▸ **Short task**
Write out the material again word for word, dropping any images it holds.

────────

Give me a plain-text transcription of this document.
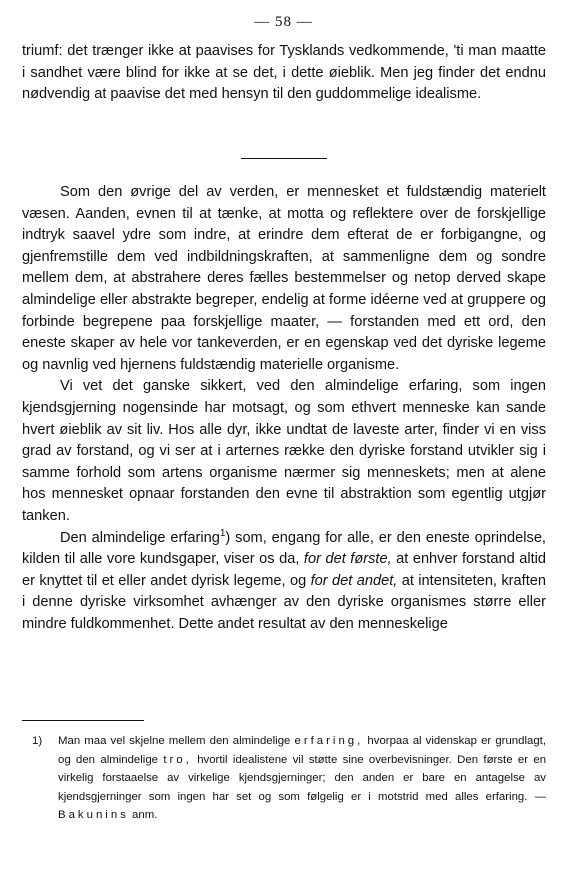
— 58 —

triumf: det trænger ikke at paavises for Tysklands vedkommende, 'ti man maatte i sandhet være blind for ikke at se det, i dette øieblik. Men jeg finder det endnu nødvendig at paavise det med hensyn til den guddommelige idealisme.

Som den øvrige del av verden, er mennesket et fuldstændig materielt væsen. Aanden, evnen til at tænke, at motta og reflektere over de forskjellige indtryk saavel ydre som indre, at erindre dem efterat de er forbigangne, og gjenfremstille dem ved indbildningskraften, at sammenligne dem og sondre mellem dem, at abstrahere deres fælles bestemmelser og netop derved skape almindelige eller abstrakte begreper, endelig at forme idéerne ved at gruppere og forbinde begrepene paa forskjellige maater, — forstanden med ett ord, den eneste skaper av hele vor tankeverden, er en egenskap ved det dyriske legeme og navnlig ved hjernens fuldstændig materielle organisme.

Vi vet det ganske sikkert, ved den almindelige erfaring, som ingen kjendsgjerning nogensinde har motsagt, og som ethvert menneske kan sande hvert øieblik av sit liv. Hos alle dyr, ikke undtat de laveste arter, finder vi en viss grad av forstand, og vi ser at i arternes række den dyriske forstand utvikler sig i samme forhold som artens organisme nærmer sig menneskets; men at alene hos mennesket opnaar forstanden den evne til abstraktion som egentlig utgjør tanken.

Den almindelige erfaring$^1$) som, engang for alle, er den eneste oprindelse, kilden til alle vore kundsgaper, viser os da, for det første, at enhver forstand altid er knyttet til et eller andet dyrisk legeme, og for det andet, at intensiteten, kraften i denne dyriske virksomhet avhænger av den dyriske organismes større eller mindre fuldkommenhet. Dette andet resultat av den menneskelige

1)	Man maa vel skjelne mellem den almindelige erfaring, hvorpaa al videnskap er grundlagt, og den almindelige tro, hvortil idealistene vil støtte sine overbevisninger. Den første er en virkelig forstaaelse av virkelige kjendsgjerninger; den anden er bare en antagelse av kjendsgjerninger som ingen har set og som følgelig er i motstrid med alles erfaring. — Bakunins anm.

────────

▸ **Answer to this task**
Give me a plain-text transcription of this document.
— 58 —

triumf: det trænger ikke at paavises for Tysklands vedkommende, 'ti man maatte i sandhet være blind for ikke at se det, i dette øieblik. Men jeg finder det endnu nødvendig at paavise det med hensyn til den guddommelige idealisme.

Som den øvrige del av verden, er mennesket et fuldstændig materielt væsen. Aanden, evnen til at tænke, at motta og reflektere over de forskjellige indtryk saavel ydre som indre, at erindre dem efterat de er forbigangne, og gjenfremstille dem ved indbildningskraften, at sammenligne dem og sondre mellem dem, at abstrahere deres fælles bestemmelser og netop derved skape almindelige eller abstrakte begreper, endelig at forme idéerne ved at gruppere og forbinde begrepene paa forskjellige maater, — forstanden med ett ord, den eneste skaper av hele vor tankeverden, er en egenskap ved det dyriske legeme og navnlig ved hjernens fuldstændig materielle organisme.

Vi vet det ganske sikkert, ved den almindelige erfaring, som ingen kjendsgjerning nogensinde har motsagt, og som ethvert menneske kan sande hvert øieblik av sit liv. Hos alle dyr, ikke undtat de laveste arter, finder vi en viss grad av forstand, og vi ser at i arternes række den dyriske forstand utvikler sig i samme forhold som artens organisme nærmer sig menneskets; men at alene hos mennesket opnaar forstanden den evne til abstraktion som egentlig utgjør tanken.

Den almindelige erfaring$^1$) som, engang for alle, er den eneste oprindelse, kilden til alle vore kundsgaper, viser os da, for det første, at enhver forstand altid er knyttet til et eller andet dyrisk legeme, og for det andet, at intensiteten, kraften i denne dyriske virksomhet avhænger av den dyriske organismes større eller mindre fuldkommenhet. Dette andet resultat av den menneskelige

1)	Man maa vel skjelne mellem den almindelige erfaring, hvorpaa al videnskap er grundlagt, og den almindelige tro, hvortil idealistene vil støtte sine overbevisninger. Den første er en virkelig forstaaelse av virkelige kjendsgjerninger; den anden er bare en antagelse av kjendsgjerninger som ingen har set og som følgelig er i motstrid med alles erfaring. — Bakunins anm.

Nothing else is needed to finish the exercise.